• Task statement
Answer with nothing except the number of lines that contain the word "Available".

═════ Supplied data

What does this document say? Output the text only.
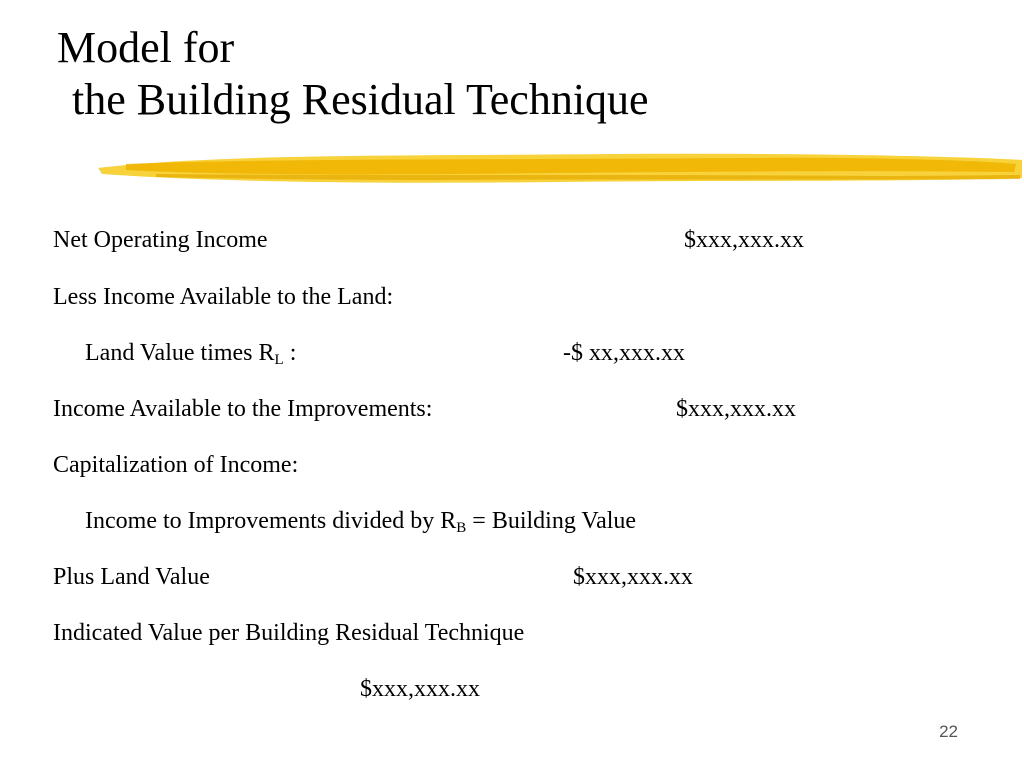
Model for
the Building Residual Technique
Net Operating Income	$xxx,xxx.xx
Less Income Available to the Land:
Land Value times $R_L$ :	-$ xx,xxx.xx
Income Available to the Improvements:	$xxx,xxx.xx
Capitalization of Income:
Income to Improvements divided by $R_B$ = Building Value
Plus Land Value	$xxx,xxx.xx
Indicated Value per Building Residual Technique
$xxx,xxx.xx
22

══════════

• Task response
2